* BEGIN *

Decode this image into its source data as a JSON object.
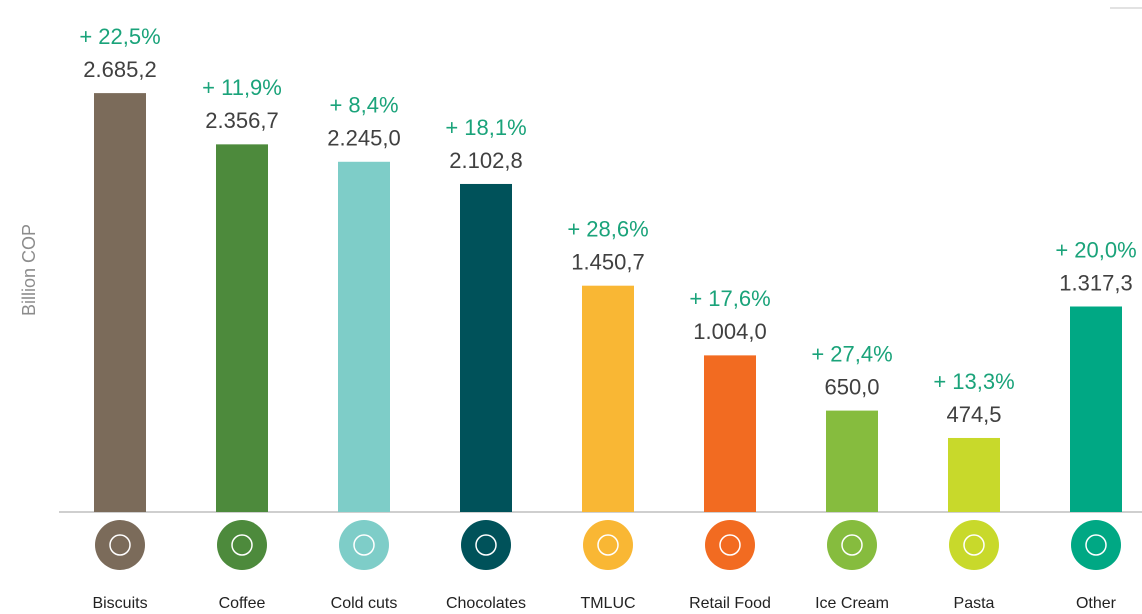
{
  "chart_data": {
    "type": "bar",
    "y_label": "Billion COP",
    "categories": [
      "Biscuits",
      "Coffee",
      "Cold cuts",
      "Chocolates",
      "TMLUC",
      "Retail Food",
      "Ice Cream",
      "Pasta",
      "Other"
    ],
    "values": [
      2685.2,
      2356.7,
      2245.0,
      2102.8,
      1450.7,
      1004.0,
      650.0,
      474.5,
      1317.3
    ],
    "value_labels": [
      "2.685,2",
      "2.356,7",
      "2.245,0",
      "2.102,8",
      "1.450,7",
      "1.004,0",
      "650,0",
      "474,5",
      "1.317,3"
    ],
    "growth_labels": [
      "+ 22,5%",
      "+ 11,9%",
      "+ 8,4%",
      "+ 18,1%",
      "+ 28,6%",
      "+ 17,6%",
      "+ 27,4%",
      "+ 13,3%",
      "+ 20,0%"
    ],
    "colors": [
      "#7b6b5a",
      "#4d8a3c",
      "#7ecdc8",
      "#00525a",
      "#f9b734",
      "#f26b21",
      "#86bc3e",
      "#c8d92b",
      "#00a884"
    ],
    "ylim": [
      0,
      3000
    ]
  }
}
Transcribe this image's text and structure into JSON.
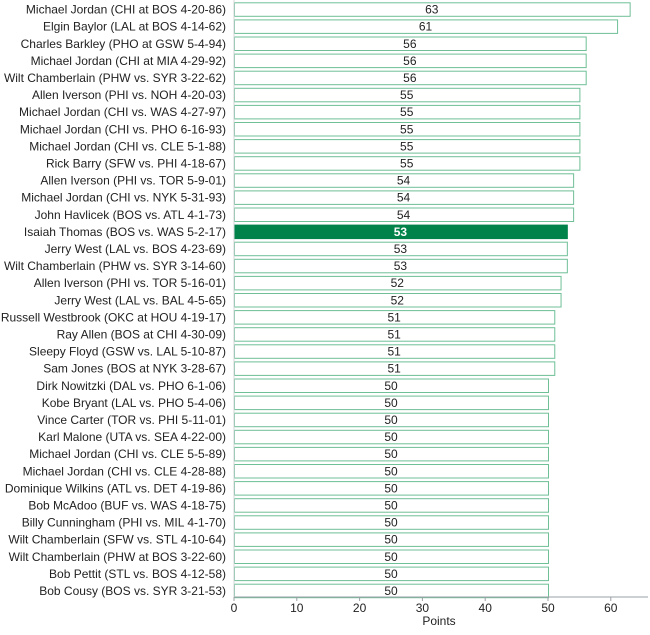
{
  "chart_data": {
    "type": "bar",
    "orientation": "horizontal",
    "categories": [
      "Michael Jordan (CHI at BOS 4-20-86)",
      "Elgin Baylor (LAL at BOS 4-14-62)",
      "Charles Barkley (PHO at GSW 5-4-94)",
      "Michael Jordan (CHI at MIA 4-29-92)",
      "Wilt Chamberlain (PHW vs. SYR 3-22-62)",
      "Allen Iverson (PHI vs. NOH 4-20-03)",
      "Michael Jordan (CHI vs. WAS 4-27-97)",
      "Michael Jordan (CHI vs. PHO 6-16-93)",
      "Michael Jordan (CHI vs. CLE 5-1-88)",
      "Rick Barry (SFW vs. PHI 4-18-67)",
      "Allen Iverson (PHI vs. TOR 5-9-01)",
      "Michael Jordan (CHI vs. NYK 5-31-93)",
      "John Havlicek (BOS vs. ATL 4-1-73)",
      "Isaiah Thomas (BOS vs. WAS 5-2-17)",
      "Jerry West (LAL vs. BOS 4-23-69)",
      "Wilt Chamberlain (PHW vs. SYR 3-14-60)",
      "Allen Iverson (PHI vs. TOR 5-16-01)",
      "Jerry West (LAL vs. BAL 4-5-65)",
      "Russell Westbrook (OKC at HOU 4-19-17)",
      "Ray Allen (BOS at CHI 4-30-09)",
      "Sleepy Floyd (GSW vs. LAL 5-10-87)",
      "Sam Jones (BOS at NYK 3-28-67)",
      "Dirk Nowitzki (DAL vs. PHO 6-1-06)",
      "Kobe Bryant (LAL vs. PHO 5-4-06)",
      "Vince Carter (TOR vs. PHI 5-11-01)",
      "Karl Malone (UTA vs. SEA 4-22-00)",
      "Michael Jordan (CHI vs. CLE 5-5-89)",
      "Michael Jordan (CHI vs. CLE 4-28-88)",
      "Dominique Wilkins (ATL vs. DET 4-19-86)",
      "Bob McAdoo (BUF vs. WAS 4-18-75)",
      "Billy Cunningham (PHI vs. MIL 4-1-70)",
      "Wilt Chamberlain (SFW vs. STL 4-10-64)",
      "Wilt Chamberlain (PHW at BOS 3-22-60)",
      "Bob Pettit (STL vs. BOS 4-12-58)",
      "Bob Cousy (BOS vs. SYR 3-21-53)"
    ],
    "values": [
      63,
      61,
      56,
      56,
      56,
      55,
      55,
      55,
      55,
      55,
      54,
      54,
      54,
      53,
      53,
      53,
      52,
      52,
      51,
      51,
      51,
      51,
      50,
      50,
      50,
      50,
      50,
      50,
      50,
      50,
      50,
      50,
      50,
      50,
      50
    ],
    "highlight_index": 13,
    "xlabel": "Points",
    "xlim": [
      0,
      65
    ],
    "xticks": [
      0,
      10,
      20,
      30,
      40,
      50,
      60
    ],
    "grid": false,
    "legend": "none",
    "colors": {
      "bar_fill": "#ffffff",
      "bar_stroke": "#6fbf97",
      "highlight_fill": "#00834a",
      "highlight_text": "#ffffff",
      "text": "#222222",
      "axis": "#9aa0a6"
    }
  }
}
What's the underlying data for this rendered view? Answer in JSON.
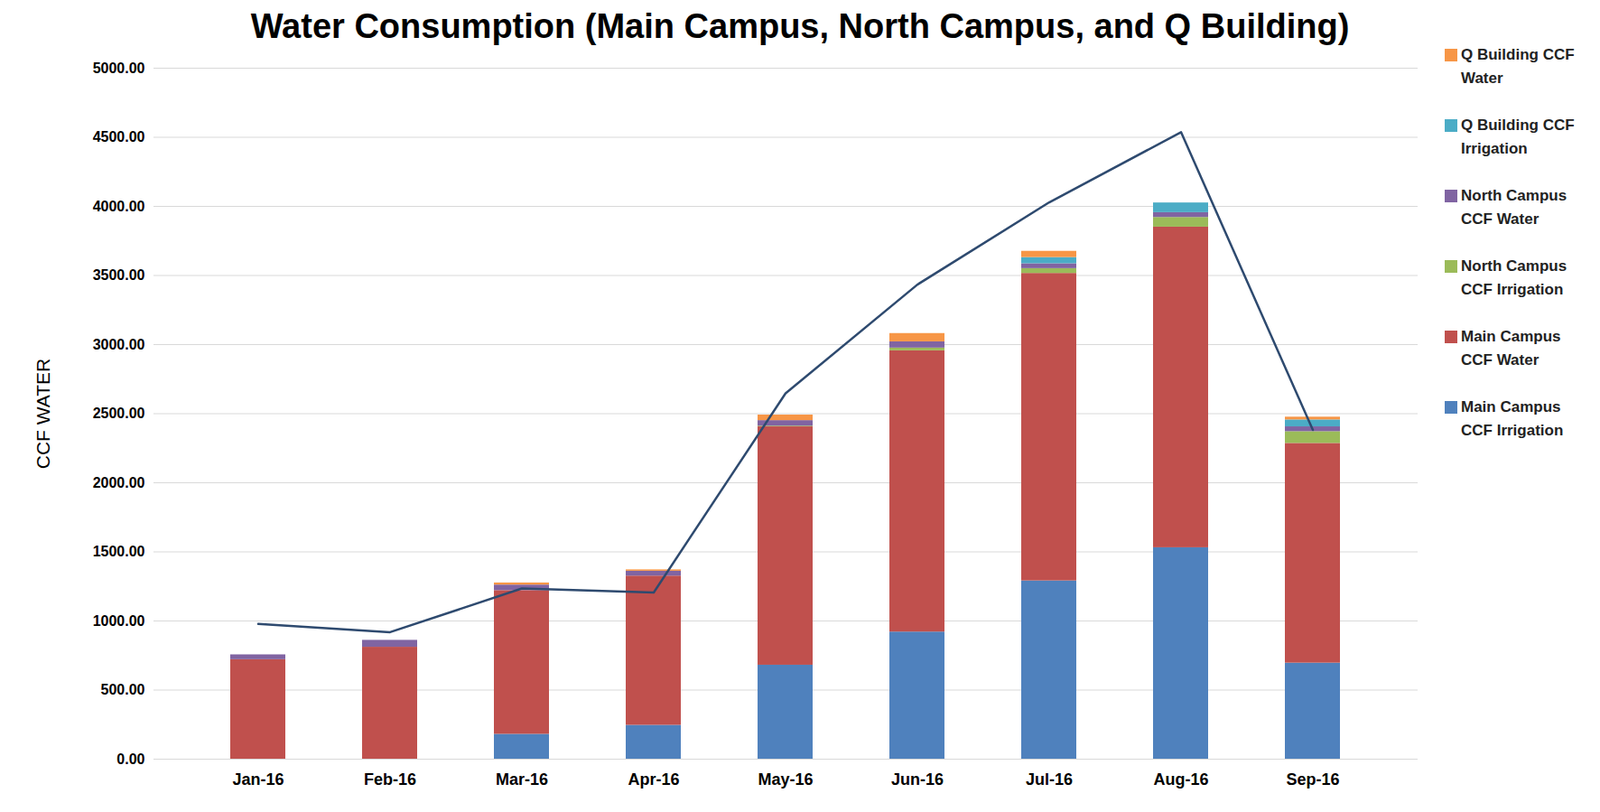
{
  "chart_data": {
    "type": "bar",
    "stacked": true,
    "title": "Water Consumption (Main Campus, North Campus, and Q Building)",
    "y_label": "CCF WATER",
    "categories": [
      "Jan-16",
      "Feb-16",
      "Mar-16",
      "Apr-16",
      "May-16",
      "Jun-16",
      "Jul-16",
      "Aug-16",
      "Sep-16"
    ],
    "series": [
      {
        "name": "Main Campus CCF Irrigation",
        "color": "#4f81bd",
        "values": [
          0,
          0,
          180,
          245,
          680,
          920,
          1290,
          1530,
          695
        ]
      },
      {
        "name": "Main Campus CCF Water",
        "color": "#c0504d",
        "values": [
          720,
          810,
          1040,
          1080,
          1725,
          2035,
          2225,
          2320,
          1590
        ]
      },
      {
        "name": "North Campus CCF Irrigation",
        "color": "#9bbb59",
        "values": [
          0,
          0,
          0,
          0,
          5,
          20,
          35,
          70,
          85
        ]
      },
      {
        "name": "North Campus CCF Water",
        "color": "#8064a2",
        "values": [
          35,
          50,
          40,
          35,
          40,
          45,
          35,
          35,
          35
        ]
      },
      {
        "name": "Q Building CCF Irrigation",
        "color": "#4bacc6",
        "values": [
          0,
          0,
          0,
          0,
          0,
          0,
          45,
          70,
          50
        ]
      },
      {
        "name": "Q Building CCF Water",
        "color": "#f79646",
        "values": [
          0,
          0,
          15,
          10,
          40,
          60,
          45,
          0,
          20
        ]
      },
      {
        "type": "line",
        "color": "#2e4a6f",
        "values": [
          978,
          919,
          1235,
          1206,
          2647,
          3434,
          4029,
          4537,
          2382
        ]
      }
    ],
    "ylim": [
      0,
      5000
    ],
    "yticks": [
      {
        "value": 0,
        "label": "0.00"
      },
      {
        "value": 500,
        "label": "500.00"
      },
      {
        "value": 1000,
        "label": "1000.00"
      },
      {
        "value": 1500,
        "label": "1500.00"
      },
      {
        "value": 2000,
        "label": "2000.00"
      },
      {
        "value": 2500,
        "label": "2500.00"
      },
      {
        "value": 3000,
        "label": "3000.00"
      },
      {
        "value": 3500,
        "label": "3500.00"
      },
      {
        "value": 4000,
        "label": "4000.00"
      },
      {
        "value": 4500,
        "label": "4500.00"
      },
      {
        "value": 5000,
        "label": "5000.00"
      }
    ],
    "grid": true,
    "legend": "right"
  }
}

* END *

Leave out the pictures and give the rest of the records again exactly.

**Response to the task**
Decode this image into its source data as a JSON object.
{
  "chart_data": {
    "type": "bar",
    "y_label": "Billion COP",
    "categories": [
      "Biscuits",
      "Coffee",
      "Cold cuts",
      "Chocolates",
      "TMLUC",
      "Retail Food",
      "Ice Cream",
      "Pasta",
      "Other"
    ],
    "values": [
      2685.2,
      2356.7,
      2245.0,
      2102.8,
      1450.7,
      1004.0,
      650.0,
      474.5,
      1317.3
    ],
    "value_labels": [
      "2.685,2",
      "2.356,7",
      "2.245,0",
      "2.102,8",
      "1.450,7",
      "1.004,0",
      "650,0",
      "474,5",
      "1.317,3"
    ],
    "growth_labels": [
      "+ 22,5%",
      "+ 11,9%",
      "+ 8,4%",
      "+ 18,1%",
      "+ 28,6%",
      "+ 17,6%",
      "+ 27,4%",
      "+ 13,3%",
      "+ 20,0%"
    ],
    "colors": [
      "#7b6b5a",
      "#4d8a3c",
      "#7ecdc8",
      "#00525a",
      "#f9b734",
      "#f26b21",
      "#86bc3e",
      "#c8d92b",
      "#00a884"
    ],
    "ylim": [
      0,
      3000
    ]
  }
}
Transcribe this image's text and structure into JSON.
{
  "chart_data": {
    "type": "bar",
    "orientation": "horizontal",
    "categories": [
      "Michael Jordan (CHI at BOS 4-20-86)",
      "Elgin Baylor (LAL at BOS 4-14-62)",
      "Charles Barkley (PHO at GSW 5-4-94)",
      "Michael Jordan (CHI at MIA 4-29-92)",
      "Wilt Chamberlain (PHW vs. SYR 3-22-62)",
      "Allen Iverson (PHI vs. NOH 4-20-03)",
      "Michael Jordan (CHI vs. WAS 4-27-97)",
      "Michael Jordan (CHI vs. PHO 6-16-93)",
      "Michael Jordan (CHI vs. CLE 5-1-88)",
      "Rick Barry (SFW vs. PHI 4-18-67)",
      "Allen Iverson (PHI vs. TOR 5-9-01)",
      "Michael Jordan (CHI vs. NYK 5-31-93)",
      "John Havlicek (BOS vs. ATL 4-1-73)",
      "Isaiah Thomas (BOS vs. WAS 5-2-17)",
      "Jerry West (LAL vs. BOS 4-23-69)",
      "Wilt Chamberlain (PHW vs. SYR 3-14-60)",
      "Allen Iverson (PHI vs. TOR 5-16-01)",
      "Jerry West (LAL vs. BAL 4-5-65)",
      "Russell Westbrook (OKC at HOU 4-19-17)",
      "Ray Allen (BOS at CHI 4-30-09)",
      "Sleepy Floyd (GSW vs. LAL 5-10-87)",
      "Sam Jones (BOS at NYK 3-28-67)",
      "Dirk Nowitzki (DAL vs. PHO 6-1-06)",
      "Kobe Bryant (LAL vs. PHO 5-4-06)",
      "Vince Carter (TOR vs. PHI 5-11-01)",
      "Karl Malone (UTA vs. SEA 4-22-00)",
      "Michael Jordan (CHI vs. CLE 5-5-89)",
      "Michael Jordan (CHI vs. CLE 4-28-88)",
      "Dominique Wilkins (ATL vs. DET 4-19-86)",
      "Bob McAdoo (BUF vs. WAS 4-18-75)",
      "Billy Cunningham (PHI vs. MIL 4-1-70)",
      "Wilt Chamberlain (SFW vs. STL 4-10-64)",
      "Wilt Chamberlain (PHW at BOS 3-22-60)",
      "Bob Pettit (STL vs. BOS 4-12-58)",
      "Bob Cousy (BOS vs. SYR 3-21-53)"
    ],
    "values": [
      63,
      61,
      56,
      56,
      56,
      55,
      55,
      55,
      55,
      55,
      54,
      54,
      54,
      53,
      53,
      53,
      52,
      52,
      51,
      51,
      51,
      51,
      50,
      50,
      50,
      50,
      50,
      50,
      50,
      50,
      50,
      50,
      50,
      50,
      50
    ],
    "highlight_index": 13,
    "xlabel": "Points",
    "xlim": [
      0,
      65
    ],
    "xticks": [
      0,
      10,
      20,
      30,
      40,
      50,
      60
    ],
    "grid": false,
    "legend": "none",
    "colors": {
      "bar_fill": "#ffffff",
      "bar_stroke": "#6fbf97",
      "highlight_fill": "#00834a",
      "highlight_text": "#ffffff",
      "text": "#222222",
      "axis": "#9aa0a6"
    }
  }
}
What's the underlying data for this rendered view? Answer in JSON.
{
  "chart_data": {
    "type": "bar",
    "stacked": true,
    "title": "Water Consumption (Main Campus, North Campus, and Q Building)",
    "y_label": "CCF WATER",
    "categories": [
      "Jan-16",
      "Feb-16",
      "Mar-16",
      "Apr-16",
      "May-16",
      "Jun-16",
      "Jul-16",
      "Aug-16",
      "Sep-16"
    ],
    "series": [
      {
        "name": "Main Campus CCF Irrigation",
        "color": "#4f81bd",
        "values": [
          0,
          0,
          180,
          245,
          680,
          920,
          1290,
          1530,
          695
        ]
      },
      {
        "name": "Main Campus CCF Water",
        "color": "#c0504d",
        "values": [
          720,
          810,
          1040,
          1080,
          1725,
          2035,
          2225,
          2320,
          1590
        ]
      },
      {
        "name": "North Campus CCF Irrigation",
        "color": "#9bbb59",
        "values": [
          0,
          0,
          0,
          0,
          5,
          20,
          35,
          70,
          85
        ]
      },
      {
        "name": "North Campus CCF Water",
        "color": "#8064a2",
        "values": [
          35,
          50,
          40,
          35,
          40,
          45,
          35,
          35,
          35
        ]
      },
      {
        "name": "Q Building CCF Irrigation",
        "color": "#4bacc6",
        "values": [
          0,
          0,
          0,
          0,
          0,
          0,
          45,
          70,
          50
        ]
      },
      {
        "name": "Q Building CCF Water",
        "color": "#f79646",
        "values": [
          0,
          0,
          15,
          10,
          40,
          60,
          45,
          0,
          20
        ]
      },
      {
        "type": "line",
        "color": "#2e4a6f",
        "values": [
          978,
          919,
          1235,
          1206,
          2647,
          3434,
          4029,
          4537,
          2382
        ]
      }
    ],
    "ylim": [
      0,
      5000
    ],
    "yticks": [
      {
        "value": 0,
        "label": "0.00"
      },
      {
        "value": 500,
        "label": "500.00"
      },
      {
        "value": 1000,
        "label": "1000.00"
      },
      {
        "value": 1500,
        "label": "1500.00"
      },
      {
        "value": 2000,
        "label": "2000.00"
      },
      {
        "value": 2500,
        "label": "2500.00"
      },
      {
        "value": 3000,
        "label": "3000.00"
      },
      {
        "value": 3500,
        "label": "3500.00"
      },
      {
        "value": 4000,
        "label": "4000.00"
      },
      {
        "value": 4500,
        "label": "4500.00"
      },
      {
        "value": 5000,
        "label": "5000.00"
      }
    ],
    "grid": true,
    "legend": "right"
  }
}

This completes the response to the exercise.